→ **Task list**
#1 From the essay on Li Ning's paintings, set down word for word the stretch from "In the painting" through "of a pause.".
#2 Answer these questions using the essay on Li Ning's paintings:
(a) What is the title of the painting in which a man stands with a toy doll?
(b) In which painting are viewers shown toy-like beings?
(c) Which earlier style of painting does 'Delirium' carry a memory of?
#3 List every painting title that the essay on Li Ning's paintings names.

Li Ning

Li Ning

The Art of Li Ning

- By Jonathan Miles (Tutor and Supervisor of PhD, Royal College of Art. Writer. Art Critic.)

Within a darkened space a man stands with a toy doll. The painting is still but it Poses a question of what came before and what might emerge latter. Something Is strange, the doll, the cartoon tee shirt, his look but at the same time silence pervades the space and a mood persists of withdrawal. As if to hint further the painting is called ‘Stranger’.

The space of the imagination is occasioned by a push and pull of the light and the night.

In the painting ‘Party’ we are taken into the in-between of both of these registers. Is what is being depicted by these toy-like beings the exhausted aftermath or the anticipation of an event to come. The image appears flaccid as if overtaken by a sensation of a pause.

Within both of these paintings there is a sense of visual arrest or even a malaise of Indeterminacy. We are thus invited to linger within these spaces and ask questions as to what provides the animation for them. Is a return being posited, a return to the immanence contained within childhood reverie or is a space to do with enactments with non-human forces or at least the deposits of these forces within the imaginary?

Then in ‘Delirium’ we are taken more deeply into the night and with this the animation that night brings. There is nothing that is ordinary to the scene, the painting itself has a density both as a discrete space but also as an image. The attention shifts constantly from figure to figure, from colour to colour and from space to space. There is within this a memory of Baroque painting but a sense of Baroque visuality that is heavily disguised. Afterall it is with the Baroque that the mixing of light and night becomes such a distinguishing feature of painting and with this we can understand that this body of work carries within a play upon art historical memory.

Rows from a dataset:
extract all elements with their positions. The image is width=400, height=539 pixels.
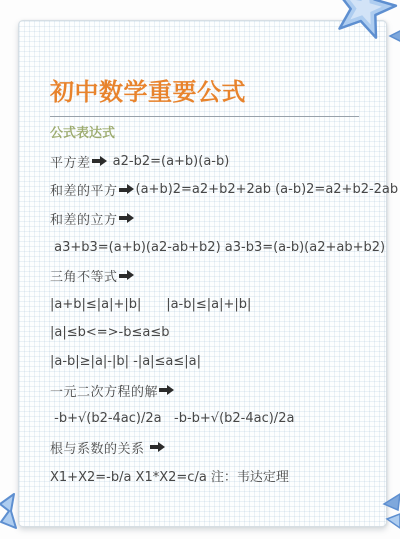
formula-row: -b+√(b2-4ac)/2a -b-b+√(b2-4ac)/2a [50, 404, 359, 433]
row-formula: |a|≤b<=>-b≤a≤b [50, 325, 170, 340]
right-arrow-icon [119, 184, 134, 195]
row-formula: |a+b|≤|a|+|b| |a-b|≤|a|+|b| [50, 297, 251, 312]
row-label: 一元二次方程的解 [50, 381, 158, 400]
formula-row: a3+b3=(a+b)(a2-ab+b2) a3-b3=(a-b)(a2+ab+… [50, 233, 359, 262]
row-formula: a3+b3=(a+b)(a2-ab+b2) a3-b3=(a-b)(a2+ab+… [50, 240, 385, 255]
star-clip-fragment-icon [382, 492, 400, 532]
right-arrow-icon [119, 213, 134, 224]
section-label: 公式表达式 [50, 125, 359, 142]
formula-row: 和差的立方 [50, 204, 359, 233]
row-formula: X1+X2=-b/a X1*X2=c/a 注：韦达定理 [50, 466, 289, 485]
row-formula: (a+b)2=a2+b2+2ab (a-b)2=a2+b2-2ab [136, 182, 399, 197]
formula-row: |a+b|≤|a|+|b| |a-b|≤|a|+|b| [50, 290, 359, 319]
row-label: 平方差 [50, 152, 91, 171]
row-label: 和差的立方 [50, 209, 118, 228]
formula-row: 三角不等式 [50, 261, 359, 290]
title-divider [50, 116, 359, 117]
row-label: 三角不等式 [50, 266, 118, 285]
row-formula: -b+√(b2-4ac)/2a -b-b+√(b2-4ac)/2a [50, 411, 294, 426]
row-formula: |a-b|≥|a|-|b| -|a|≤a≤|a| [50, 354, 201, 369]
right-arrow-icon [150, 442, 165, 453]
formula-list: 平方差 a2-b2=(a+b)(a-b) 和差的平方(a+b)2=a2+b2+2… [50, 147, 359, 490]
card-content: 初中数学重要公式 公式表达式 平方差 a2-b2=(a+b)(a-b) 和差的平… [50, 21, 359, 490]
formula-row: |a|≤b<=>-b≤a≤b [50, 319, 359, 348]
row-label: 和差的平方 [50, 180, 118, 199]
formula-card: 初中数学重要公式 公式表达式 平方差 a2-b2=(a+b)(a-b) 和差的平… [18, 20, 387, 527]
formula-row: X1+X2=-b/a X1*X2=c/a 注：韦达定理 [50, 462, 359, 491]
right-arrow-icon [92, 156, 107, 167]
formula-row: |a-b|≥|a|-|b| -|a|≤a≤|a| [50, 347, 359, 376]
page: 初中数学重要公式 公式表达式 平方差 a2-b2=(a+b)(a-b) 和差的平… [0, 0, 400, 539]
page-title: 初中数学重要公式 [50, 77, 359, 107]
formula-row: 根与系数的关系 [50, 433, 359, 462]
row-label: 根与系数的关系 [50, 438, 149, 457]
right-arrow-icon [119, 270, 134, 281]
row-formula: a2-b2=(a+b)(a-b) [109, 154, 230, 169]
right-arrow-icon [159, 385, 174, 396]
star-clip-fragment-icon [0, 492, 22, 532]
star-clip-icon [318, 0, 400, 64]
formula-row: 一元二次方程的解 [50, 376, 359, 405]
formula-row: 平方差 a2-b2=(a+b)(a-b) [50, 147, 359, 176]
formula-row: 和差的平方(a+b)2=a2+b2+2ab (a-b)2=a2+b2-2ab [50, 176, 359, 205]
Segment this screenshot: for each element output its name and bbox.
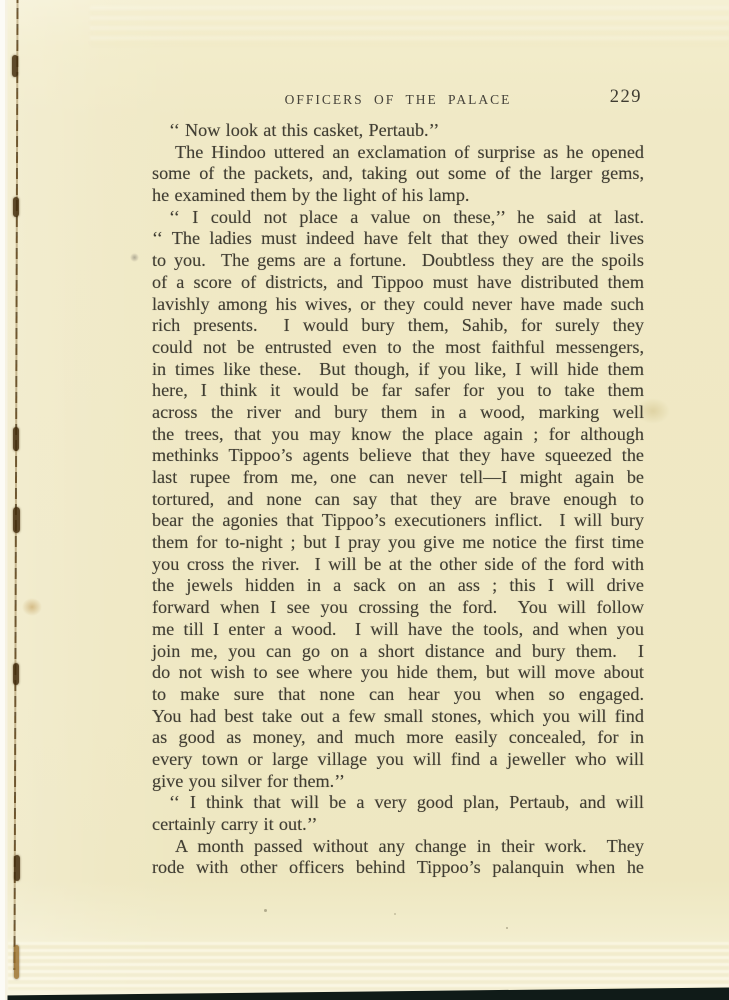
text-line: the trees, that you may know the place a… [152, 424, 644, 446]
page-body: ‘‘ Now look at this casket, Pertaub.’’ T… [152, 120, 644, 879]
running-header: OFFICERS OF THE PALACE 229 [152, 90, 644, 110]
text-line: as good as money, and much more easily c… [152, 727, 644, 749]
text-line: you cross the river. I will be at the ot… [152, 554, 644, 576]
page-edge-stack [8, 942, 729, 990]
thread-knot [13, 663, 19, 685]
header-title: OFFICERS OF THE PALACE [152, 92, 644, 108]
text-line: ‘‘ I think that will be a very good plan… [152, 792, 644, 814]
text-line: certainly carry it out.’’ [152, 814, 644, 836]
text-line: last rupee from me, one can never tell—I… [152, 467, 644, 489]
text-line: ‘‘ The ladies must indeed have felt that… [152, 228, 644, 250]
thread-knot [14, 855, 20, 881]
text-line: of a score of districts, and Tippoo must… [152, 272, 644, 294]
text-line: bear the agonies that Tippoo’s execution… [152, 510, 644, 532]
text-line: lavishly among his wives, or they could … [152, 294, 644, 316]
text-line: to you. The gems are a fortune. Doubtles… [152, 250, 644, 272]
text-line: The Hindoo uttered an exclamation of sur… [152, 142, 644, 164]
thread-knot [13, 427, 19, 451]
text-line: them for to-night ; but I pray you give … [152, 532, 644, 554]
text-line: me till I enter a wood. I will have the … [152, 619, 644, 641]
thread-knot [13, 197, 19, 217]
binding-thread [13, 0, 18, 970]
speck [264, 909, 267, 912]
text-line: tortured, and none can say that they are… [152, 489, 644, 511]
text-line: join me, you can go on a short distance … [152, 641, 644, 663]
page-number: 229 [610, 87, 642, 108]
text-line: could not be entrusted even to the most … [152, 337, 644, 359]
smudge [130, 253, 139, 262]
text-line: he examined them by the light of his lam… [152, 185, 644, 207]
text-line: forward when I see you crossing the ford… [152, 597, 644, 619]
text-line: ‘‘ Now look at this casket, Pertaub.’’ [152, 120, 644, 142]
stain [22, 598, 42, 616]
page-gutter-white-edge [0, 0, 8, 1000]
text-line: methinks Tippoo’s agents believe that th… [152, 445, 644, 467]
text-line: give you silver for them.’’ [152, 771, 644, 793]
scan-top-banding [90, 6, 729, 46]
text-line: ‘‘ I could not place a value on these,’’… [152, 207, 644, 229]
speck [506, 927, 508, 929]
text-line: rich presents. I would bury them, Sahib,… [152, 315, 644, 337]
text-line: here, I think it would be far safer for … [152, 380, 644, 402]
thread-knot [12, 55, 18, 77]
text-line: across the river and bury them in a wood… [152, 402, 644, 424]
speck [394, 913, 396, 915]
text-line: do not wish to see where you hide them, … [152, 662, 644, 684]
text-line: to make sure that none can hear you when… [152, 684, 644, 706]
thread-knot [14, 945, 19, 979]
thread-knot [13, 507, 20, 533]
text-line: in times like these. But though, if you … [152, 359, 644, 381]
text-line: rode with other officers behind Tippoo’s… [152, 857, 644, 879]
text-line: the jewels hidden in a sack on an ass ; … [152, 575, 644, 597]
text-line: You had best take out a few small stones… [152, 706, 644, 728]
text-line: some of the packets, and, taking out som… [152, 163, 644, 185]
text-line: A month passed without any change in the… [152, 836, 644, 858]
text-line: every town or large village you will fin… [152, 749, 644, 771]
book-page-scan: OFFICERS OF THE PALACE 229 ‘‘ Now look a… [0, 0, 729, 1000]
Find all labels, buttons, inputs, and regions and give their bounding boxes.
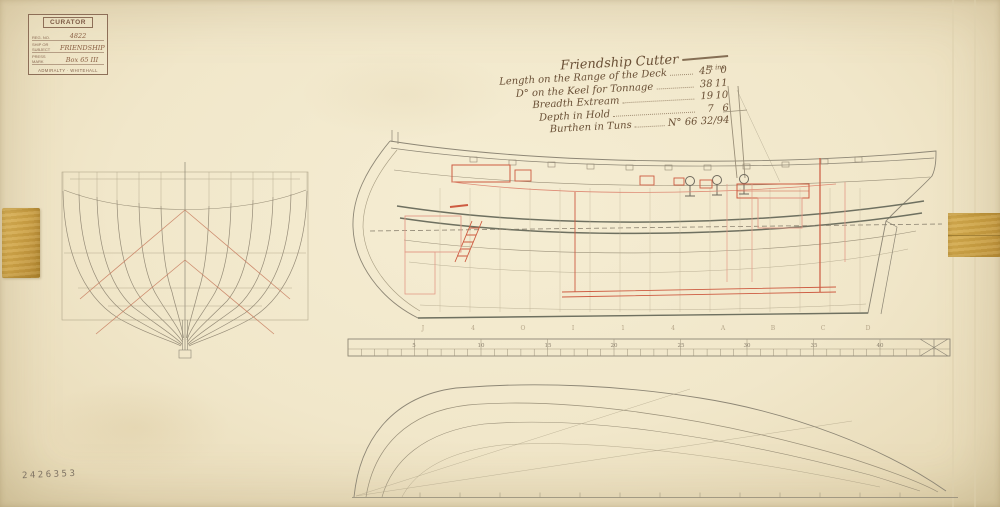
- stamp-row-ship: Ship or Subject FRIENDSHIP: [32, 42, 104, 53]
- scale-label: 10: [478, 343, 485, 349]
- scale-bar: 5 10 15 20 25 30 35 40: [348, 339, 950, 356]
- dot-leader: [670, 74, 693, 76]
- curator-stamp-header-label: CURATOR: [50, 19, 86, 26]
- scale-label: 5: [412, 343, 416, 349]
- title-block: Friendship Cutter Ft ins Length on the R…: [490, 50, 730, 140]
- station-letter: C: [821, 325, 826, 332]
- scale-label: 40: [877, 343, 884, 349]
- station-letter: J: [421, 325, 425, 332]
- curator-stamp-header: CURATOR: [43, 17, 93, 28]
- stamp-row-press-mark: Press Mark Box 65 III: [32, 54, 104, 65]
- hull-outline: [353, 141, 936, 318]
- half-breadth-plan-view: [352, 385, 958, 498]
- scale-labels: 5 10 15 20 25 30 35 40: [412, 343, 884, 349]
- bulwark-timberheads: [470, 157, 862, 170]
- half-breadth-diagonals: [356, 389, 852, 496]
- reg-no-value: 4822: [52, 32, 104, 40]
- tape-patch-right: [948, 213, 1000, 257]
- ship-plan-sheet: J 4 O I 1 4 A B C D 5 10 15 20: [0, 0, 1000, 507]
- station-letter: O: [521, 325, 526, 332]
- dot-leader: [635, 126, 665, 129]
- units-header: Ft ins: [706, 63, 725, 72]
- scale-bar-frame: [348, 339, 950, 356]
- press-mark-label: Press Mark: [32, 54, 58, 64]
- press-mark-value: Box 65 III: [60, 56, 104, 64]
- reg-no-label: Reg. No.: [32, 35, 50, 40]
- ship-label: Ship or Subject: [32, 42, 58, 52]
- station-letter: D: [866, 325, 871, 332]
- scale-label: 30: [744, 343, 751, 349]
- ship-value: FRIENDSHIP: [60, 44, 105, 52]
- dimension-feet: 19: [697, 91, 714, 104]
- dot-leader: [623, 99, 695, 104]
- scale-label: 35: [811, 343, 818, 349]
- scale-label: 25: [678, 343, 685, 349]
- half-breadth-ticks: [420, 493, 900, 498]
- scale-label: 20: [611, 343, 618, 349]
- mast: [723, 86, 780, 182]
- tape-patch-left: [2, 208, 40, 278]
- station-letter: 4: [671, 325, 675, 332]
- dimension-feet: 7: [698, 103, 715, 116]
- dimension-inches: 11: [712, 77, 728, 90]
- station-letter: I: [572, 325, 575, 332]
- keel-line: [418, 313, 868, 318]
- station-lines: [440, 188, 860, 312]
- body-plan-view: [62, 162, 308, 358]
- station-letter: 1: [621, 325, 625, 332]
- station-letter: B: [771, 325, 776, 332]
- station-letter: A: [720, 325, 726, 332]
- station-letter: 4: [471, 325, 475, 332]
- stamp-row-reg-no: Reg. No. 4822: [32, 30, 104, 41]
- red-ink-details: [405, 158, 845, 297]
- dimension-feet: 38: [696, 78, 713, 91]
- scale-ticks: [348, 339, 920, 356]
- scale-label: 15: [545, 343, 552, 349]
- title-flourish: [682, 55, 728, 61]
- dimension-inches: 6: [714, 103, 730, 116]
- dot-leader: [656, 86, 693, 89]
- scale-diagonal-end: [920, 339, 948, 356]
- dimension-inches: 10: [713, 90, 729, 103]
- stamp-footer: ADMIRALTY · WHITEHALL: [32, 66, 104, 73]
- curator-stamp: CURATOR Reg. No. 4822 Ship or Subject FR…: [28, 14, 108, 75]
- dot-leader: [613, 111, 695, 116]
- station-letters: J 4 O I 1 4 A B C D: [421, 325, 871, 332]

→ **List of solutions**
#1
In the painting ‘Party’ we are taken into the in-between of both of these registers. Is what is being depicted by these toy-like beings the exhausted aftermath or the anticipation of an event to come. The image appears flaccid as if overtaken by a sensation of a pause.

#2
(a) 'Stranger'
(b) 'Party'
(c) Baroque painting

#3
Stranger
Party
Delirium